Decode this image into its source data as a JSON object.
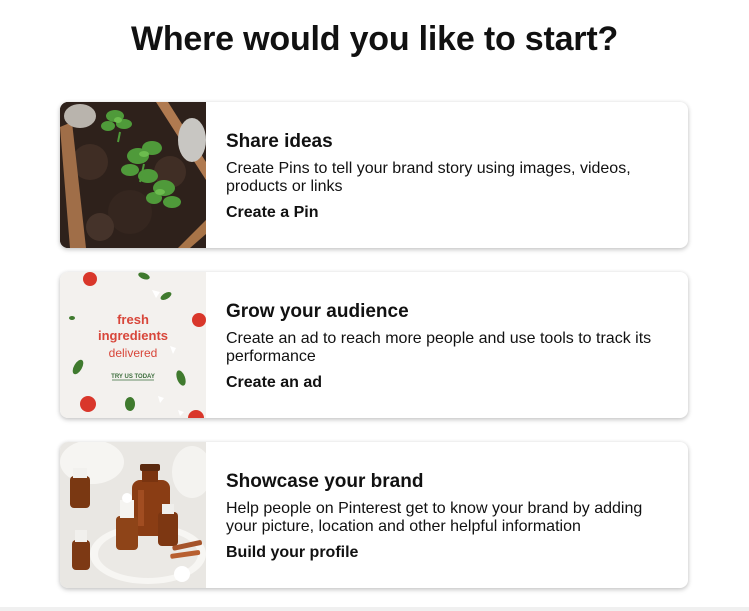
{
  "header": {
    "title": "Where would you like to start?"
  },
  "cards": [
    {
      "title": "Share ideas",
      "description": "Create Pins to tell your brand story using images, videos, products or links",
      "action": "Create a Pin",
      "image": "garden-planter-photo"
    },
    {
      "title": "Grow your audience",
      "description": "Create an ad to reach more people and use tools to track its performance",
      "action": "Create an ad",
      "image": "fresh-ingredients-ad-photo",
      "image_text": {
        "line1": "fresh",
        "line2": "ingredients",
        "line3": "delivered",
        "cta": "TRY US TODAY"
      }
    },
    {
      "title": "Showcase your brand",
      "description": "Help people on Pinterest get to know your brand by adding your picture, location and other helpful information",
      "action": "Build your profile",
      "image": "amber-bottles-photo"
    }
  ],
  "colors": {
    "text": "#111111",
    "ad_text_red": "#d8463a",
    "ad_cta_green": "#3c6e3c"
  }
}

━━━━━━━━━━

» **Instructions to follow**
Without the pictures, print the whole listing exactly as given.

» **Output of the exercise**
Decode this image into its source data as a JSON object.
{
  "header": {
    "title": "Where would you like to start?"
  },
  "cards": [
    {
      "title": "Share ideas",
      "description": "Create Pins to tell your brand story using images, videos, products or links",
      "action": "Create a Pin",
      "image": "garden-planter-photo"
    },
    {
      "title": "Grow your audience",
      "description": "Create an ad to reach more people and use tools to track its performance",
      "action": "Create an ad",
      "image": "fresh-ingredients-ad-photo",
      "image_text": {
        "line1": "fresh",
        "line2": "ingredients",
        "line3": "delivered",
        "cta": "TRY US TODAY"
      }
    },
    {
      "title": "Showcase your brand",
      "description": "Help people on Pinterest get to know your brand by adding your picture, location and other helpful information",
      "action": "Build your profile",
      "image": "amber-bottles-photo"
    }
  ],
  "colors": {
    "text": "#111111",
    "ad_text_red": "#d8463a",
    "ad_cta_green": "#3c6e3c"
  }
}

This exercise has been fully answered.